■ Exercise materials ■
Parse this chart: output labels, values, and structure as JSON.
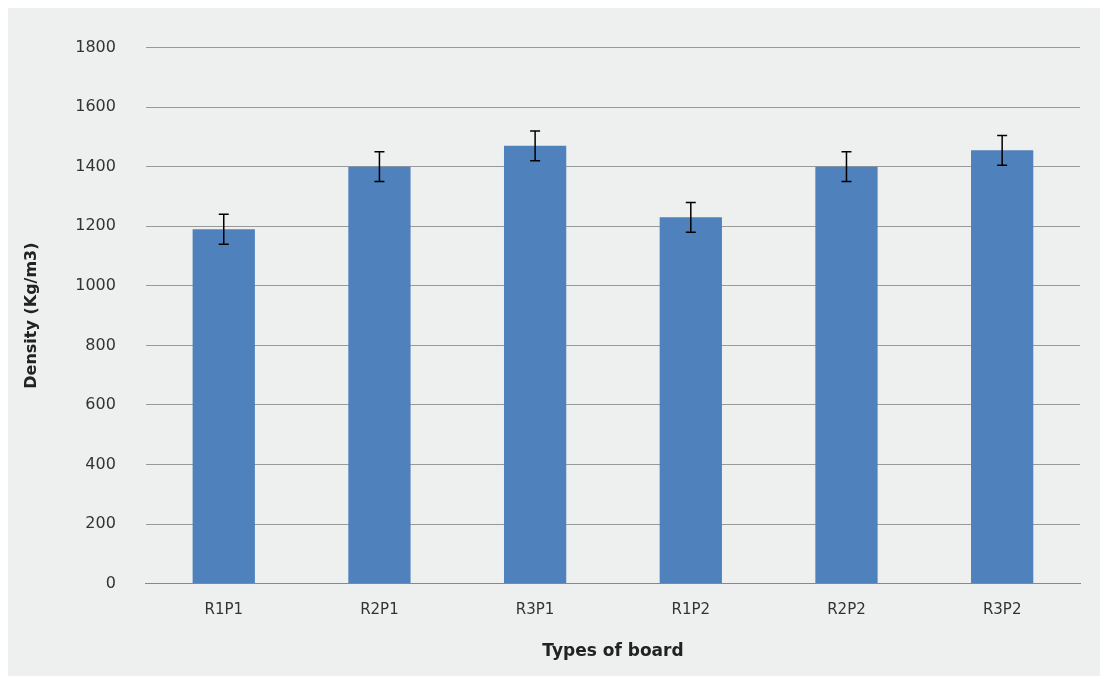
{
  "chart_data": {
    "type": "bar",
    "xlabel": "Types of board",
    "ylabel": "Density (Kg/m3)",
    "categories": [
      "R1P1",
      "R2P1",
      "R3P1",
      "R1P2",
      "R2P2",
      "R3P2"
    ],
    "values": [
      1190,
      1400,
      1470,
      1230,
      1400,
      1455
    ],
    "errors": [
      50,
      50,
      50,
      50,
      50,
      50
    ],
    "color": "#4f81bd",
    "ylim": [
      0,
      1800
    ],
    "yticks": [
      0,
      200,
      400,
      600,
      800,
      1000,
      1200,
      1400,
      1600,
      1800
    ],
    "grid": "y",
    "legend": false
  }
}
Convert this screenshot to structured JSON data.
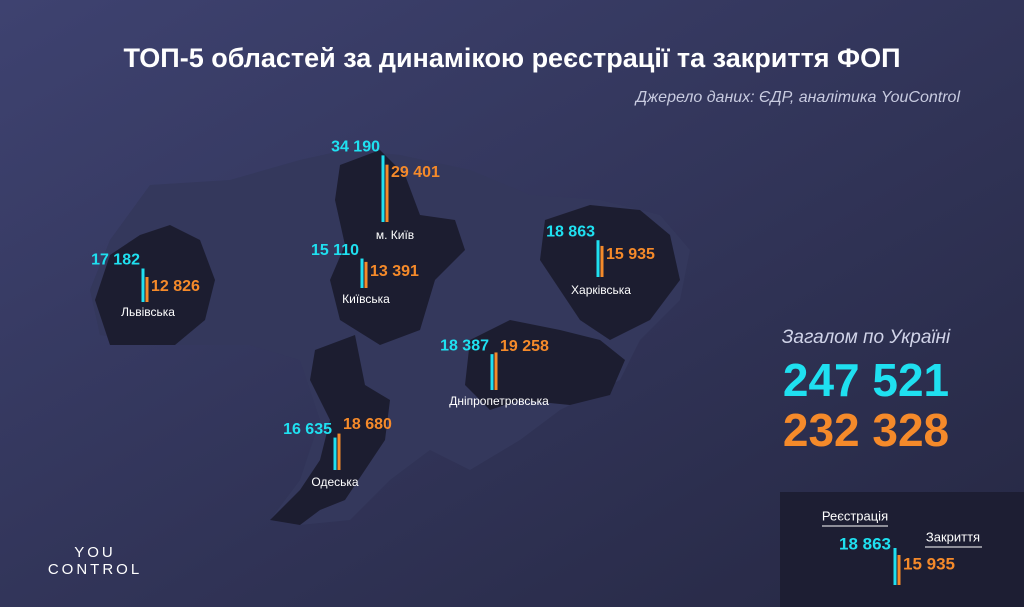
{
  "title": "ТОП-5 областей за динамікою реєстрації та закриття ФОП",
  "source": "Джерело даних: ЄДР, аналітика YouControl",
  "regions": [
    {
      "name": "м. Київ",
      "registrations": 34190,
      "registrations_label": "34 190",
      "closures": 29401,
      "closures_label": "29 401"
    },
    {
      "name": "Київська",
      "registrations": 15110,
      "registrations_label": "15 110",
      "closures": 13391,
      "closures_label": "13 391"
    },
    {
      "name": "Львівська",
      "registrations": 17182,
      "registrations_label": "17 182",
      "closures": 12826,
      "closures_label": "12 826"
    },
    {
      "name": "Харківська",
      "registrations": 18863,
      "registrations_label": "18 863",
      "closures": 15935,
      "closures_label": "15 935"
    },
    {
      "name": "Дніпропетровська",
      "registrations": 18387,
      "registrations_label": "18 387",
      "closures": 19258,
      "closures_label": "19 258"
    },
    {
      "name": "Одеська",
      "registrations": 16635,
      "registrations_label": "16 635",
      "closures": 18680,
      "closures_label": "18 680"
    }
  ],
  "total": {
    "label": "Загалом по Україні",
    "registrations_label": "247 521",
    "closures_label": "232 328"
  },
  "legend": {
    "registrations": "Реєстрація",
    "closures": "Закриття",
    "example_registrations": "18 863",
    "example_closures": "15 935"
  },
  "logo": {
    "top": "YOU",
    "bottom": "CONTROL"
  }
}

■ Stated problem ■
Search the records above for "this". Copy each line where it is found.

■ Exercise result ■
Parse this chart: output labels, values, and structure as JSON.
Convert this screenshot to structured JSON data.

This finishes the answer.